Extract the complete listing and repeat it word for word.

---- The input

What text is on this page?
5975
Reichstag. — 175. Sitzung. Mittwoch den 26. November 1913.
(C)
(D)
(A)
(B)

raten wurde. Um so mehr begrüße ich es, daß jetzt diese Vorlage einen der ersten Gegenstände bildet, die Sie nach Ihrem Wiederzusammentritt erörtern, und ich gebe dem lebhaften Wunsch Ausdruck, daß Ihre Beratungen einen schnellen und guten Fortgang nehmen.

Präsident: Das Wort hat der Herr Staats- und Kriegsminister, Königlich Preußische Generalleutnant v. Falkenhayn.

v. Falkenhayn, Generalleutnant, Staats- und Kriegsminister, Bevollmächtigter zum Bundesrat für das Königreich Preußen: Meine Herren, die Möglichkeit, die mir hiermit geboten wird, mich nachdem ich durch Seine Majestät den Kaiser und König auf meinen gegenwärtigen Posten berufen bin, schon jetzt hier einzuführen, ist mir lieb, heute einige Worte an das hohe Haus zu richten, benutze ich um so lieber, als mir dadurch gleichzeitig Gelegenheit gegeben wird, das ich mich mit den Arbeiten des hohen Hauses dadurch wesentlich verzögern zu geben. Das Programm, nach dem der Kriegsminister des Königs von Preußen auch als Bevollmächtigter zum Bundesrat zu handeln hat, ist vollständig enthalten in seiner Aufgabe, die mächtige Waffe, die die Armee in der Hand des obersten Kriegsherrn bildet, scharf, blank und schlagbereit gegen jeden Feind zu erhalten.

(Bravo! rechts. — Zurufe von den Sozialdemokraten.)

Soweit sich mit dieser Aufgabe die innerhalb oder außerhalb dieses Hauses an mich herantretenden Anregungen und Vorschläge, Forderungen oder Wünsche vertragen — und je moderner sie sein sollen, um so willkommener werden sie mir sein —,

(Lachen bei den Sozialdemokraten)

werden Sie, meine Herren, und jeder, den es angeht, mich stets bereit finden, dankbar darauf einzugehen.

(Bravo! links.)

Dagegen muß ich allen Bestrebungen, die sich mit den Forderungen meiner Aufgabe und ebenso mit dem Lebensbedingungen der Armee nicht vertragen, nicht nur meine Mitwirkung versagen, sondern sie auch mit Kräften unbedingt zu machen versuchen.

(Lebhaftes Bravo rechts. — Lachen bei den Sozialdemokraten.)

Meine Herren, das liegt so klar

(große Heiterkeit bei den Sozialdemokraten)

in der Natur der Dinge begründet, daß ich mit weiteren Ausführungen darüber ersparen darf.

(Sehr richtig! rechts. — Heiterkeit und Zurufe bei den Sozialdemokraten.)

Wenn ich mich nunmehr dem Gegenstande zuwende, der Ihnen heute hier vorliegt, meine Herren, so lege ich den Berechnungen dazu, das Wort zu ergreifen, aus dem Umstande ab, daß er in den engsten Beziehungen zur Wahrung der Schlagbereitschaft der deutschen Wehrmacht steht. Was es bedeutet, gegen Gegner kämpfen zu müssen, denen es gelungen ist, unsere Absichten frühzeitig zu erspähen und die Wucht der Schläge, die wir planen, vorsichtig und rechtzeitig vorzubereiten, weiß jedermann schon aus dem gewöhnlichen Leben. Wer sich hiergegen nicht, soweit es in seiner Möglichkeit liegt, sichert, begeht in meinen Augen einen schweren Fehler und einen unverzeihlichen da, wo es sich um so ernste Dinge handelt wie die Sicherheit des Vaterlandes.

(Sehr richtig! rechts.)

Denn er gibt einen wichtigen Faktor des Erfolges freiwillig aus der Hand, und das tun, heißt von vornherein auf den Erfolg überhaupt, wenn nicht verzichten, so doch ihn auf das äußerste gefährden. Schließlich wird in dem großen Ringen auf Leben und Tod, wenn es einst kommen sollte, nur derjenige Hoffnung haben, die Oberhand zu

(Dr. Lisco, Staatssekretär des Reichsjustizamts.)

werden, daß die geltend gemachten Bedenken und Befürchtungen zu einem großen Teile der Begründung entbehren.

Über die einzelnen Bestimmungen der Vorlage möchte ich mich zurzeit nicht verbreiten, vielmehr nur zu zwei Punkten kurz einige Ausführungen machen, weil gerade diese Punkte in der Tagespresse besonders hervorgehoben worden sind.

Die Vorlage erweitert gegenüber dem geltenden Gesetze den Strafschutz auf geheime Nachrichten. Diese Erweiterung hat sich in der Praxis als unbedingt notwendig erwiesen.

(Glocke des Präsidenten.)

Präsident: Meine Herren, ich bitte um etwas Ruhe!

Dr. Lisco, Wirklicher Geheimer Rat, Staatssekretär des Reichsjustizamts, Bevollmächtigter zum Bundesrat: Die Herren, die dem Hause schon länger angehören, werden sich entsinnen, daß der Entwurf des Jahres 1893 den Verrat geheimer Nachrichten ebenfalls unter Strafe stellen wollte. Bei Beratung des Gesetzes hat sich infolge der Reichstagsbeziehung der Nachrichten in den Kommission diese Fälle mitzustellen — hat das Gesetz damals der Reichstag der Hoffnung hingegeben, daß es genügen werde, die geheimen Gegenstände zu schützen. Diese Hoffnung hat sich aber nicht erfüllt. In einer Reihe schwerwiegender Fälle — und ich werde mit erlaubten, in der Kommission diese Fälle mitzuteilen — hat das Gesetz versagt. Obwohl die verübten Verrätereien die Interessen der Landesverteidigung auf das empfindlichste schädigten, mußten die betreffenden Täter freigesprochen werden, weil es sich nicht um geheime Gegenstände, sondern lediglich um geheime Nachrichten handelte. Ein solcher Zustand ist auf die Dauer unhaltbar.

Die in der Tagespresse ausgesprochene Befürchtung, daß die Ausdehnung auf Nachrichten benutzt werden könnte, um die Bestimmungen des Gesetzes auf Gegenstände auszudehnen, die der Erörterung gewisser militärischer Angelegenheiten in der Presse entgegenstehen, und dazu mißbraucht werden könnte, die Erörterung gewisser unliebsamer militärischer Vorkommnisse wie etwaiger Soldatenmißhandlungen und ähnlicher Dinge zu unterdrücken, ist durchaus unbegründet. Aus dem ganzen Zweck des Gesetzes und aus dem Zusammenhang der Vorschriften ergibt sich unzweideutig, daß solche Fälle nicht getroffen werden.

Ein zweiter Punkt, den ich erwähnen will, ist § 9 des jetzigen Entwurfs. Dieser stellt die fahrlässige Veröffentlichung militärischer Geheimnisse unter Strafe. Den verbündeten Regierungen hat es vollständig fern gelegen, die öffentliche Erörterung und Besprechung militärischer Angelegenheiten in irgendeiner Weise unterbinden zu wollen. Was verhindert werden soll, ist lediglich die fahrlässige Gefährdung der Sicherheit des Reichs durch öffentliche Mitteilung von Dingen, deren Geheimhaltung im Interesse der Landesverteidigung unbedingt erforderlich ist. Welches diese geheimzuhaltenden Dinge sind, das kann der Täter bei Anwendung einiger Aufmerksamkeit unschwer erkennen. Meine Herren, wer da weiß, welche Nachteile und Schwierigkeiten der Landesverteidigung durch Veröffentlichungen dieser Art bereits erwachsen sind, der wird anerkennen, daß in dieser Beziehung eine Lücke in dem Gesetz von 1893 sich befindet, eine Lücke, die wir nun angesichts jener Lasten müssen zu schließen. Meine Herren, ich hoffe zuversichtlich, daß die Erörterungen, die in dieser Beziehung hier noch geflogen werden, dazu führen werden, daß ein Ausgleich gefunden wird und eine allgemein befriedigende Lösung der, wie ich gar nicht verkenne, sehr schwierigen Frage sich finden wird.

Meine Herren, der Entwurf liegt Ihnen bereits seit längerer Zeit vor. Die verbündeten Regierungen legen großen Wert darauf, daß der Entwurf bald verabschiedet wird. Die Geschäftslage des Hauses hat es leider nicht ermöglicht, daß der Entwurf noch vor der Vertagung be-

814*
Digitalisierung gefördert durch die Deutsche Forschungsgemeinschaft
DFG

--------

== Answer to the problem ==
What text is on this page?
5975
Reichstag. — 175. Sitzung. Mittwoch den 26. November 1913.
(C)
(D)
(A)
(B)

raten wurde. Um so mehr begrüße ich es, daß jetzt diese Vorlage einen der ersten Gegenstände bildet, die Sie nach Ihrem Wiederzusammentritt erörtern, und ich gebe dem lebhaften Wunsch Ausdruck, daß Ihre Beratungen einen schnellen und guten Fortgang nehmen.

Präsident: Das Wort hat der Herr Staats- und Kriegsminister, Königlich Preußische Generalleutnant v. Falkenhayn.

v. Falkenhayn, Generalleutnant, Staats- und Kriegsminister, Bevollmächtigter zum Bundesrat für das Königreich Preußen: Meine Herren, die Möglichkeit, die mir hiermit geboten wird, mich nachdem ich durch Seine Majestät den Kaiser und König auf meinen gegenwärtigen Posten berufen bin, schon jetzt hier einzuführen, ist mir lieb, heute einige Worte an das hohe Haus zu richten, benutze ich um so lieber, als mir dadurch gleichzeitig Gelegenheit gegeben wird, das ich mich mit den Arbeiten des hohen Hauses dadurch wesentlich verzögern zu geben. Das Programm, nach dem der Kriegsminister des Königs von Preußen auch als Bevollmächtigter zum Bundesrat zu handeln hat, ist vollständig enthalten in seiner Aufgabe, die mächtige Waffe, die die Armee in der Hand des obersten Kriegsherrn bildet, scharf, blank und schlagbereit gegen jeden Feind zu erhalten.

(Bravo! rechts. — Zurufe von den Sozialdemokraten.)

Soweit sich mit dieser Aufgabe die innerhalb oder außerhalb dieses Hauses an mich herantretenden Anregungen und Vorschläge, Forderungen oder Wünsche vertragen — und je moderner sie sein sollen, um so willkommener werden sie mir sein —,

(Lachen bei den Sozialdemokraten)

werden Sie, meine Herren, und jeder, den es angeht, mich stets bereit finden, dankbar darauf einzugehen.

(Bravo! links.)

Dagegen muß ich allen Bestrebungen, die sich mit den Forderungen meiner Aufgabe und ebenso mit dem Lebensbedingungen der Armee nicht vertragen, nicht nur meine Mitwirkung versagen, sondern sie auch mit Kräften unbedingt zu machen versuchen.

(Lebhaftes Bravo rechts. — Lachen bei den Sozialdemokraten.)

Meine Herren, das liegt so klar

(große Heiterkeit bei den Sozialdemokraten)

in der Natur der Dinge begründet, daß ich mit weiteren Ausführungen darüber ersparen darf.

(Sehr richtig! rechts. — Heiterkeit und Zurufe bei den Sozialdemokraten.)

Wenn ich mich nunmehr dem Gegenstande zuwende, der Ihnen heute hier vorliegt, meine Herren, so lege ich den Berechnungen dazu, das Wort zu ergreifen, aus dem Umstande ab, daß er in den engsten Beziehungen zur Wahrung der Schlagbereitschaft der deutschen Wehrmacht steht. Was es bedeutet, gegen Gegner kämpfen zu müssen, denen es gelungen ist, unsere Absichten frühzeitig zu erspähen und die Wucht der Schläge, die wir planen, vorsichtig und rechtzeitig vorzubereiten, weiß jedermann schon aus dem gewöhnlichen Leben. Wer sich hiergegen nicht, soweit es in seiner Möglichkeit liegt, sichert, begeht in meinen Augen einen schweren Fehler und einen unverzeihlichen da, wo es sich um so ernste Dinge handelt wie die Sicherheit des Vaterlandes.

(Sehr richtig! rechts.)

Denn er gibt einen wichtigen Faktor des Erfolges freiwillig aus der Hand, und das tun, heißt von vornherein auf den Erfolg überhaupt, wenn nicht verzichten, so doch ihn auf das äußerste gefährden. Schließlich wird in dem großen Ringen auf Leben und Tod, wenn es einst kommen sollte, nur derjenige Hoffnung haben, die Oberhand zu

(Dr. Lisco, Staatssekretär des Reichsjustizamts.)

werden, daß die geltend gemachten Bedenken und Befürchtungen zu einem großen Teile der Begründung entbehren.

Über die einzelnen Bestimmungen der Vorlage möchte ich mich zurzeit nicht verbreiten, vielmehr nur zu zwei Punkten kurz einige Ausführungen machen, weil gerade diese Punkte in der Tagespresse besonders hervorgehoben worden sind.

Die Vorlage erweitert gegenüber dem geltenden Gesetze den Strafschutz auf geheime Nachrichten. Diese Erweiterung hat sich in der Praxis als unbedingt notwendig erwiesen.

(Glocke des Präsidenten.)

Präsident: Meine Herren, ich bitte um etwas Ruhe!

Dr. Lisco, Wirklicher Geheimer Rat, Staatssekretär des Reichsjustizamts, Bevollmächtigter zum Bundesrat: Die Herren, die dem Hause schon länger angehören, werden sich entsinnen, daß der Entwurf des Jahres 1893 den Verrat geheimer Nachrichten ebenfalls unter Strafe stellen wollte. Bei Beratung des Gesetzes hat sich infolge der Reichstagsbeziehung der Nachrichten in den Kommission diese Fälle mitzustellen — hat das Gesetz damals der Reichstag der Hoffnung hingegeben, daß es genügen werde, die geheimen Gegenstände zu schützen. Diese Hoffnung hat sich aber nicht erfüllt. In einer Reihe schwerwiegender Fälle — und ich werde mit erlaubten, in der Kommission diese Fälle mitzuteilen — hat das Gesetz versagt. Obwohl die verübten Verrätereien die Interessen der Landesverteidigung auf das empfindlichste schädigten, mußten die betreffenden Täter freigesprochen werden, weil es sich nicht um geheime Gegenstände, sondern lediglich um geheime Nachrichten handelte. Ein solcher Zustand ist auf die Dauer unhaltbar.

Die in der Tagespresse ausgesprochene Befürchtung, daß die Ausdehnung auf Nachrichten benutzt werden könnte, um die Bestimmungen des Gesetzes auf Gegenstände auszudehnen, die der Erörterung gewisser militärischer Angelegenheiten in der Presse entgegenstehen, und dazu mißbraucht werden könnte, die Erörterung gewisser unliebsamer militärischer Vorkommnisse wie etwaiger Soldatenmißhandlungen und ähnlicher Dinge zu unterdrücken, ist durchaus unbegründet. Aus dem ganzen Zweck des Gesetzes und aus dem Zusammenhang der Vorschriften ergibt sich unzweideutig, daß solche Fälle nicht getroffen werden.

Ein zweiter Punkt, den ich erwähnen will, ist § 9 des jetzigen Entwurfs. Dieser stellt die fahrlässige Veröffentlichung militärischer Geheimnisse unter Strafe. Den verbündeten Regierungen hat es vollständig fern gelegen, die öffentliche Erörterung und Besprechung militärischer Angelegenheiten in irgendeiner Weise unterbinden zu wollen. Was verhindert werden soll, ist lediglich die fahrlässige Gefährdung der Sicherheit des Reichs durch öffentliche Mitteilung von Dingen, deren Geheimhaltung im Interesse der Landesverteidigung unbedingt erforderlich ist. Welches diese geheimzuhaltenden Dinge sind, das kann der Täter bei Anwendung einiger Aufmerksamkeit unschwer erkennen. Meine Herren, wer da weiß, welche Nachteile und Schwierigkeiten der Landesverteidigung durch Veröffentlichungen dieser Art bereits erwachsen sind, der wird anerkennen, daß in dieser Beziehung eine Lücke in dem Gesetz von 1893 sich befindet, eine Lücke, die wir nun angesichts jener Lasten müssen zu schließen. Meine Herren, ich hoffe zuversichtlich, daß die Erörterungen, die in dieser Beziehung hier noch geflogen werden, dazu führen werden, daß ein Ausgleich gefunden wird und eine allgemein befriedigende Lösung der, wie ich gar nicht verkenne, sehr schwierigen Frage sich finden wird.

Meine Herren, der Entwurf liegt Ihnen bereits seit längerer Zeit vor. Die verbündeten Regierungen legen großen Wert darauf, daß der Entwurf bald verabschiedet wird. Die Geschäftslage des Hauses hat es leider nicht ermöglicht, daß der Entwurf noch vor der Vertagung be-

814*
Digitalisierung gefördert durch die Deutsche Forschungsgemeinschaft
DFG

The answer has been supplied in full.